Все, что я видел вокруг себя, не могло ни ободрить меня, ни утешить. Наравне с семьей, а может быть и более я люблю отечество, и в каком же положении оно находилось? В молодости я застал его под гнетом Николаевского деспотизма. Давление было страшное, всякая независимость преследовалась неумолимо. Но несмотря на то, в обществе сохранились живые силы и неугомонные надежды. Лучшие люди того времени верили в мысль, в свободу, в просвещение, и дружными рядами работали для будущего. Ожидания их наконец сбылись: давящий их гнет рухнул в сознании своего бессилия; открылись новые поприща, на которые все ринулись, полные веры, под обаянием совершающихся событий. Нам довелось быть свидетелями величайших преобразований, какие испытывала на себе русская земля: одним законодательным актом дарована была свобода двадцати миллионам крепостных людей; в первый раз со времени ее существования в России водворилось правосудие; организовано было местное самоуправление; явилась неизвестная прежде свобода печати; страна покрылась сетью железных дорог, Россия, можно сказать, обновилась вся, как бы в купели живой воды, бьющей из вечных источников свободы и правды. Вспоминая прежнее время, едва верилось, что живешь в той же земле. И к чему все это наконец привело? Вместо новых, свежих сил для открывшихся всюду новых поприщ, оказалось умственное, нравственное и материальное оскудение. Независимые и образованные люди исчезли; пошлость царит всюду. Печать извратилась и изолгалась в конец; таланты все вымерли или заглохли. Правительство наполняется отребьем общества; все раболепное, низкопоклонное, бездарное лезет вверх и приобретает силу. Ложь господствует во всех сферах. Самые нелепые меры принимаются отуманенною властью, не имеющею ни мысли, ни совести, и расшатанное, опошлевшее общество не только не поднимает против них голоса, а, напротив, готово им рукоплескать. И чем дальше мы идем, тем гуще и безотраднее становится окружающая нас тьма. Что готовит нам будущее, – известно одному богу.

Условия заданий:
a: Перечислите все преобразования, которые, согласно исходному тексту, испытала на себе русская земля.
b: Ответьте на вопросы по исходному тексту:
(i) Под каким гнетом находилось отечество в молодости рассказчика?
(ii) Скольким крепостным людям была дарована свобода?
(iii) Чем, по тексту, наполняется правительство?
c: Определите, согласуются ли утверждения с исходным текстом. Ответьте «да» или «нет» и приведите решающие слова текста.
(i) Лучшие люди николаевского времени не верили в просвещение.
(ii) После преобразований в стране появились новые, свежие силы.
(iii) Общество не поднимает голоса против нелепых мер власти.

(Записи из источника данных)

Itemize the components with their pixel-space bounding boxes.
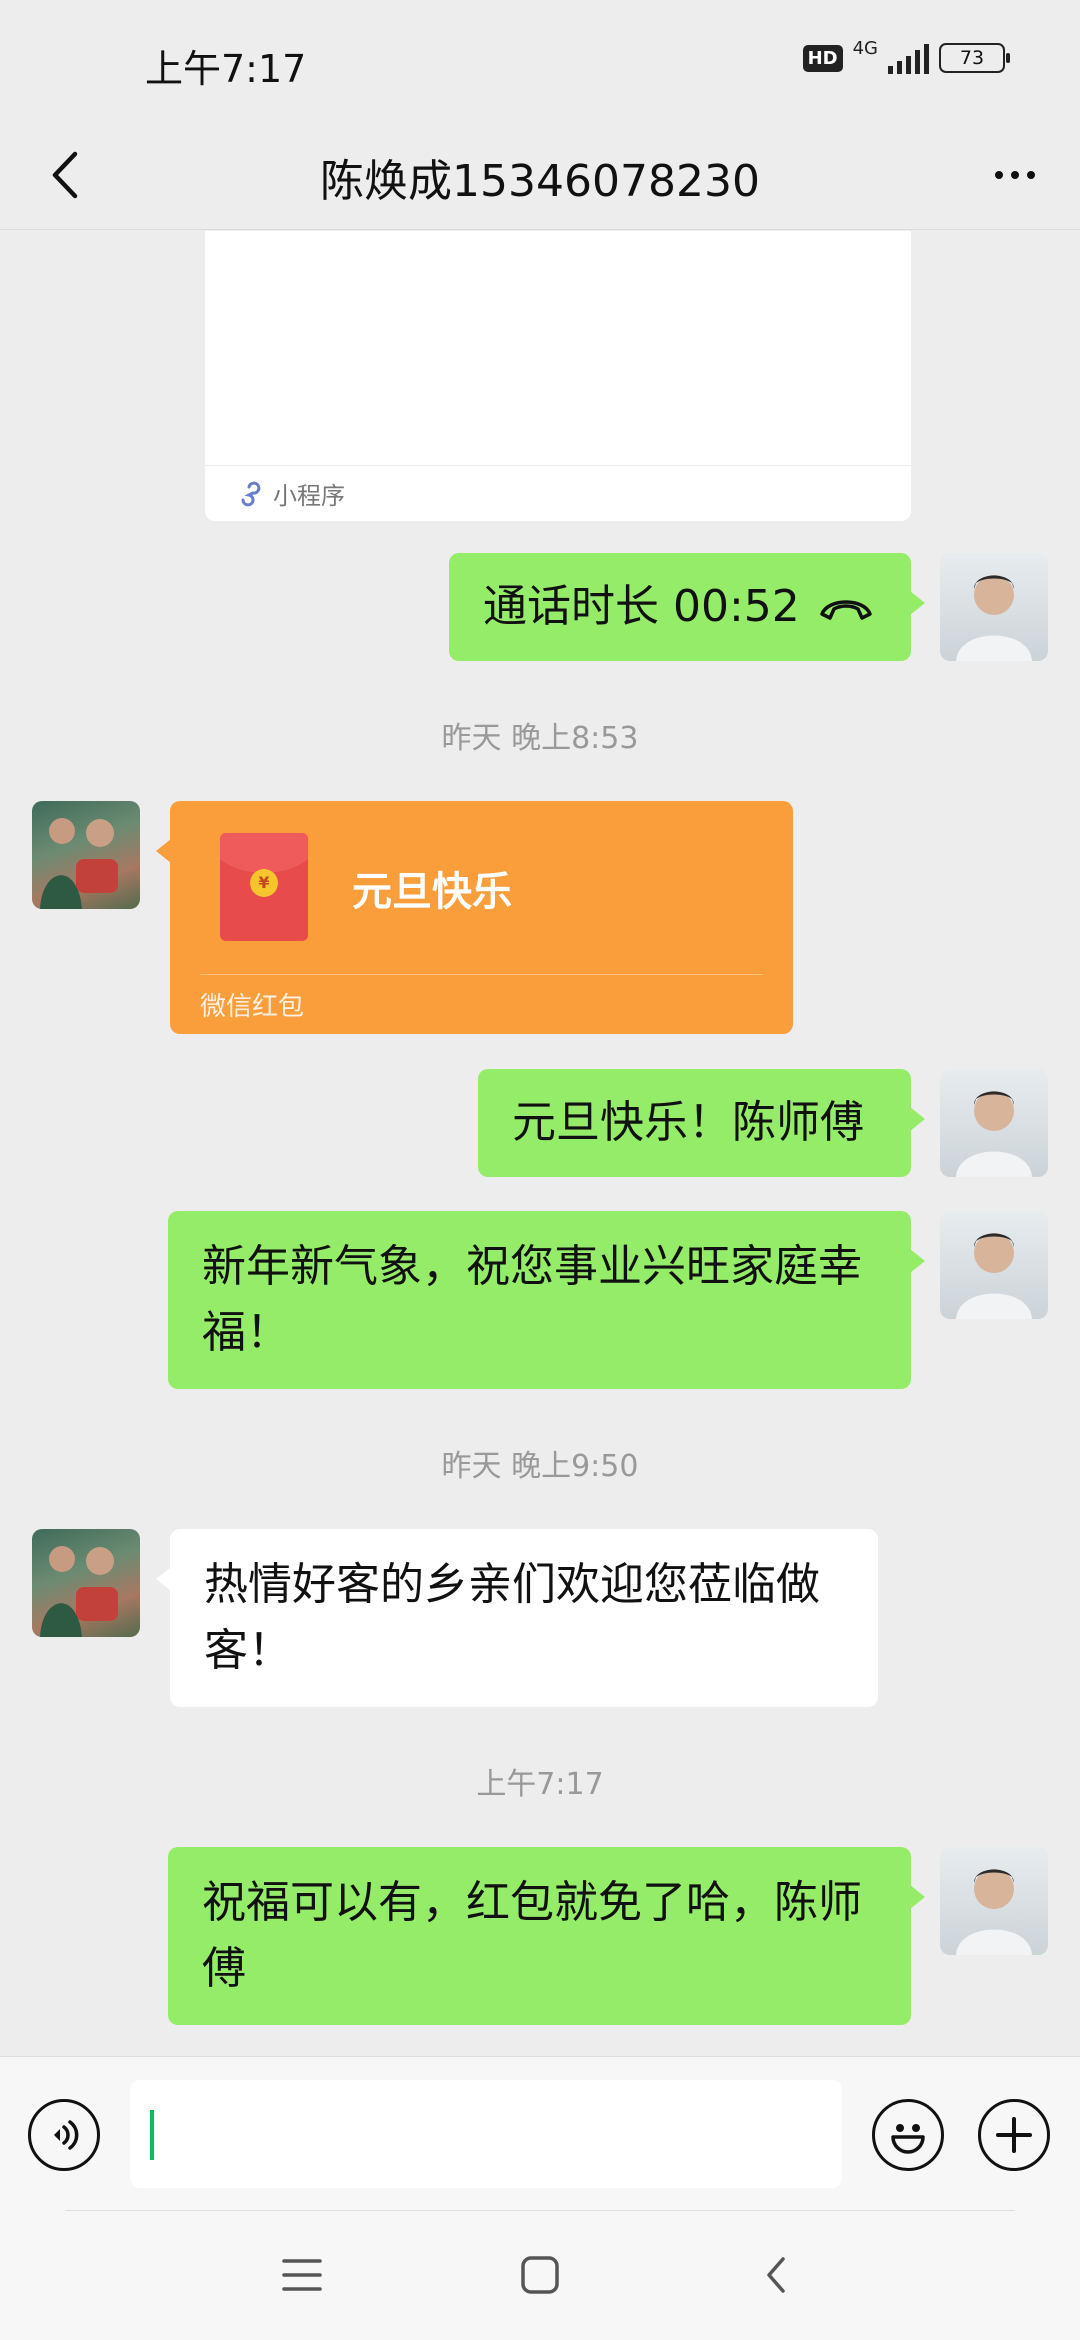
menu-icon <box>282 2259 322 2291</box>
status-icons: HD 4G 73 <box>802 38 1010 74</box>
call-duration-text: 通话时长 00:52 <box>483 581 800 632</box>
nav-back-button[interactable] <box>746 2245 806 2305</box>
status-time: 上午7:17 <box>145 47 307 91</box>
message-bubble[interactable]: 新年新气象，祝您事业兴旺家庭幸福！ <box>168 1211 925 1389</box>
message-input[interactable] <box>130 2080 842 2188</box>
input-bar <box>0 2056 1080 2210</box>
emoji-button[interactable] <box>872 2099 944 2171</box>
red-packet-label: 微信红包 <box>200 974 763 1034</box>
timestamp: 昨天 晚上8:53 <box>441 721 639 756</box>
red-packet-icon: ¥ <box>220 833 308 941</box>
text-caret <box>150 2110 154 2160</box>
timestamp: 上午7:17 <box>476 1767 604 1802</box>
home-square-icon <box>521 2256 559 2294</box>
message-text: 元旦快乐！陈师傅 <box>512 1097 864 1148</box>
timestamp: 昨天 晚上9:50 <box>441 1449 639 1484</box>
contact-avatar[interactable] <box>32 1529 140 1637</box>
system-navigation-bar <box>0 2210 1080 2340</box>
voice-button[interactable] <box>28 2099 100 2171</box>
contact-avatar[interactable] <box>32 801 140 909</box>
plus-button[interactable] <box>978 2099 1050 2171</box>
more-button[interactable] <box>975 140 1055 210</box>
battery-icon: 73 <box>939 43 1010 73</box>
chat-header: 陈焕成15346078230 <box>0 125 1080 230</box>
chat-title: 陈焕成15346078230 <box>320 156 760 207</box>
message-text: 祝福可以有，红包就免了哈，陈师傅 <box>202 1877 862 1994</box>
more-dots-icon <box>995 171 1003 179</box>
self-avatar[interactable] <box>940 1069 1048 1177</box>
status-bar: 上午7:17 HD 4G 73 <box>0 0 1080 125</box>
mini-program-icon <box>241 481 261 506</box>
self-avatar[interactable] <box>940 553 1048 661</box>
emoji-icon <box>891 2124 925 2154</box>
call-record-bubble[interactable]: 通话时长 00:52 <box>449 553 925 661</box>
message-bubble[interactable]: 热情好客的乡亲们欢迎您莅临做客！ <box>156 1529 878 1707</box>
menu-button[interactable] <box>272 2245 332 2305</box>
back-nav-icon <box>767 2257 785 2293</box>
voice-icon <box>54 2120 79 2150</box>
network-type: 4G <box>852 37 878 59</box>
message-bubble[interactable]: 元旦快乐！陈师傅 <box>478 1069 925 1177</box>
mini-program-card[interactable]: 小程序 <box>205 231 911 521</box>
red-packet-message[interactable]: ¥ 元旦快乐 微信红包 <box>156 801 793 1034</box>
home-button[interactable] <box>510 2245 570 2305</box>
message-text: 新年新气象，祝您事业兴旺家庭幸福！ <box>202 1241 862 1358</box>
plus-icon <box>996 2117 1032 2153</box>
red-packet-title: 元旦快乐 <box>352 869 512 915</box>
mini-program-footer: 小程序 <box>205 465 911 521</box>
self-avatar[interactable] <box>940 1211 1048 1319</box>
signal-icon <box>888 42 929 74</box>
mini-program-label: 小程序 <box>273 482 345 510</box>
message-text: 热情好客的乡亲们欢迎您莅临做客！ <box>204 1559 820 1676</box>
phone-hangup-icon <box>820 600 872 620</box>
hd-badge: HD <box>802 44 843 72</box>
message-bubble[interactable]: 祝福可以有，红包就免了哈，陈师傅 <box>168 1847 925 2025</box>
chat-messages[interactable]: 小程序 通话时长 00:52 昨天 晚上8:53 ¥ 元旦快乐 微信红包 元旦快… <box>0 231 1080 2056</box>
self-avatar[interactable] <box>940 1847 1048 1955</box>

Ответы:
a:
- Одним законодательным актом свобода дарована двадцати миллионам крепостных людей.
- В России впервые водворилось правосудие.
- Организовано местное самоуправление.
- Явилась неизвестная прежде свобода печати.
- Страна покрылась сетью железных дорог.

b:
(i) Под гнетом Николаевского деспотизма.
(ii) Двадцати миллионам.
(iii) Отребьем общества.

c:
(i) Нет: «Лучшие люди того времени верили в мысль, в свободу, в просвещение».
(ii) Нет: «Вместо новых, свежих сил для открывшихся всюду новых поприщ, оказалось умственное, нравственное и материальное оскудение».
(iii) Да: «расшатанное, опошлевшее общество не только не поднимает против них голоса».